**Work to complete:** Report every line in the rows below that contains the string "label", copying each such line in full.

[Records from a dataset]
%%

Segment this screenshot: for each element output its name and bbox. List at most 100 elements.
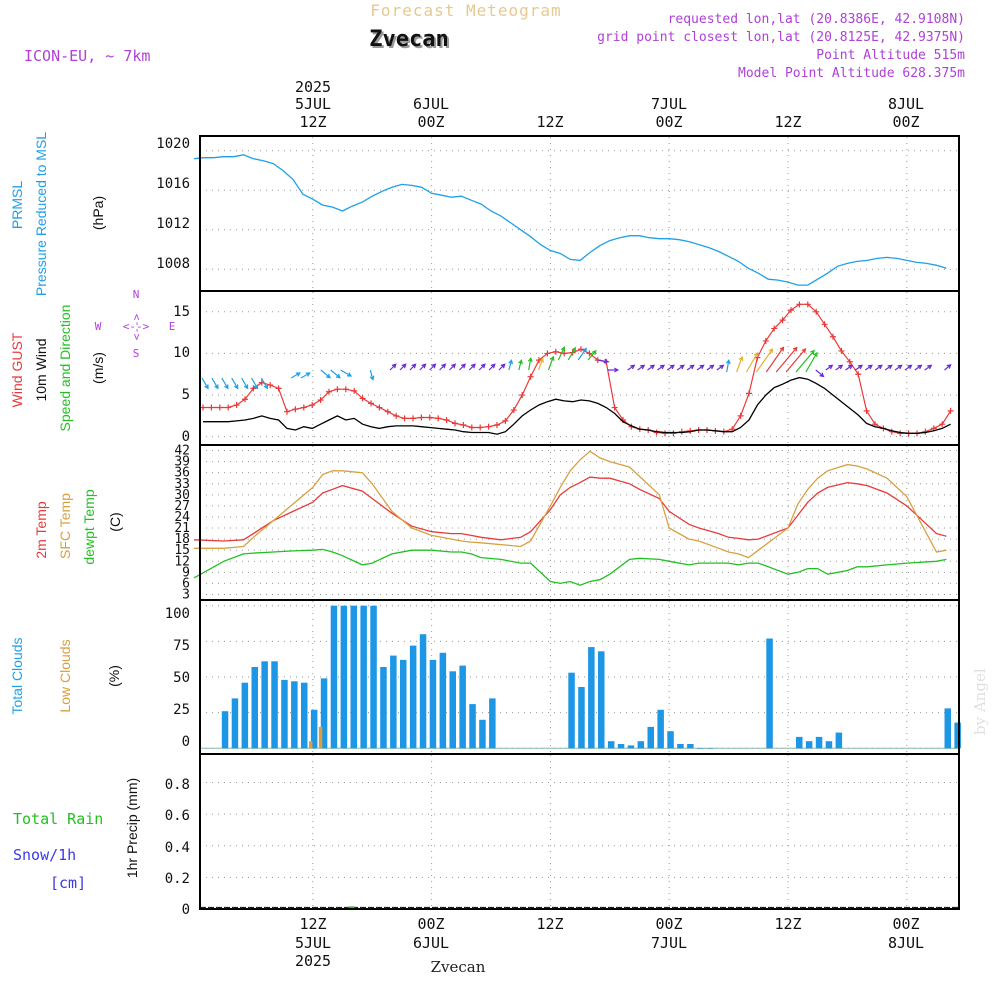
wind-ytick: 15 [173,304,190,320]
temp-label-2m: 2m Temp [33,501,49,559]
pressure-yticks: 1020 1016 1012 1008 [156,136,190,272]
temp-label-dewpt: dewpt Temp [81,489,97,564]
wind-direction-arrow [686,364,695,371]
wind-label-10m: 10m Wind [33,338,49,401]
pressure-marks [193,154,947,286]
wind-direction-arrow [498,363,506,371]
total-cloud-bar [350,605,357,749]
chart-title: Forecast Meteogram [370,1,561,20]
total-cloud-bar [340,605,348,749]
precip-unit: 1hr Precip (mm) [124,778,140,878]
temp-ytick: 36 [174,466,190,481]
top-tick-1: 6JUL 00Z [413,95,449,131]
clouds-ytick: 50 [173,670,190,686]
wind-direction-arrow [914,364,923,371]
total-cloud-bar [449,671,456,749]
top-tick-3: 7JUL 00Z [651,95,687,131]
gust-marker [468,424,475,431]
wind-direction-arrow [508,359,513,371]
total-cloud-bar [439,652,447,749]
gust-marker [771,325,778,332]
dewpoint-line [193,548,947,586]
temp-unit: (C) [107,512,123,531]
wind-direction-arrow [587,349,597,361]
total-cloud-bar [469,704,476,749]
wind-direction-arrow [320,369,331,379]
compass-north: N [133,288,140,301]
gust-marker [838,347,845,354]
gust-marker [796,301,803,308]
pressure-frame [199,135,960,292]
pressure-ytick: 1008 [156,256,190,272]
gust-marker [804,301,811,308]
gust-marker [376,404,383,411]
panel-clouds: Total Clouds Low Clouds (%) 100 75 50 25… [9,599,961,755]
wind-marks [200,301,954,437]
panel-wind: Wind GUST 10m Wind Speed and Direction (… [9,288,960,446]
temp-label-sfc: SFC Temp [57,493,73,559]
total-cloud-bar [330,605,338,749]
wind-direction-arrow [221,377,229,390]
gust-marker [384,408,391,415]
wind-direction-arrow [241,377,249,390]
gust-marker [225,404,232,411]
wind-direction-arrow [894,364,903,371]
total-cloud-bar [360,605,367,749]
bottom-tick-0: 12Z 5JUL 2025 [295,915,331,970]
wind-direction-arrow [231,377,239,390]
total-cloud-bar [598,651,605,749]
gust-marker [418,414,425,421]
gust-marker [485,423,492,430]
gust-marker [334,386,341,393]
wind-direction-arrow [518,359,523,371]
wind-direction-arrow [211,377,219,390]
wind-direction-arrow [290,372,301,379]
compass-arrow: <--> [123,320,150,333]
gust-marker [460,422,467,429]
wind-direction-arrow [666,364,675,371]
wind-direction-arrow [300,372,311,379]
gust-marker [300,404,307,411]
bottom-time-axis: 12Z 5JUL 2025 00Z 6JUL 12Z 00Z 7JUL 12Z 00Z 8… [295,915,924,970]
bottom-tick-1: 00Z 6JUL [413,915,449,952]
requested-coords: requested lon,lat (20.8386E, 42.9108N) [668,12,965,27]
wind-direction-arrow [330,369,341,379]
wind-label-direction: Speed and Direction [57,305,73,432]
gust-marker [368,400,374,407]
total-cloud-bar [429,659,437,749]
gust-line [203,303,952,434]
gust-marker [326,388,332,395]
wind-direction-arrow [627,364,636,371]
gust-marker [452,420,458,427]
total-cloud-bar [647,726,654,749]
temp-ytick: 42 [174,444,190,459]
wind-direction-arrow [676,364,685,371]
compass-rose: N S W E <--> <--> [95,288,176,360]
wind-direction-arrow [855,364,864,371]
temp-ytick: 6 [182,576,190,591]
total-cloud-bar [271,661,278,749]
temp-ytick: 33 [174,477,190,492]
gust-marker [401,415,408,422]
gust-marker [443,417,450,424]
temp-sfc-line [194,450,947,559]
top-tick-4: 12Z [774,113,801,131]
clouds-yticks: 100 75 50 25 0 [165,606,190,750]
gust-marker [779,317,786,324]
gust-marker [410,415,416,422]
total-cloud-bar [677,744,684,749]
gust-marker [435,415,442,422]
gust-marker [342,386,349,393]
precip-ytick: 0.2 [165,871,190,887]
wind-direction-arrow [527,356,533,371]
total-cloud-bar [815,736,823,749]
total-cloud-bar [380,667,387,749]
gust-marker [855,371,862,378]
bottom-tick-3: 00Z 7JUL [651,915,687,952]
gust-marker [813,308,820,315]
location-title-shadow: Zvecan [371,29,450,54]
clouds-label-total: Total Clouds [9,637,25,714]
temp-2m-line [193,476,947,542]
total-cloud-bar [281,679,288,749]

%%

**Written response:**
temp-label-2m: 2m Temp [33,501,49,559]
temp-label-dewpt: dewpt Temp [81,489,97,564]
wind-label-10m: 10m Wind [33,338,49,401]
temp-label-sfc: SFC Temp [57,493,73,559]
wind-label-direction: Speed and Direction [57,305,73,432]
clouds-label-total: Total Clouds [9,637,25,714]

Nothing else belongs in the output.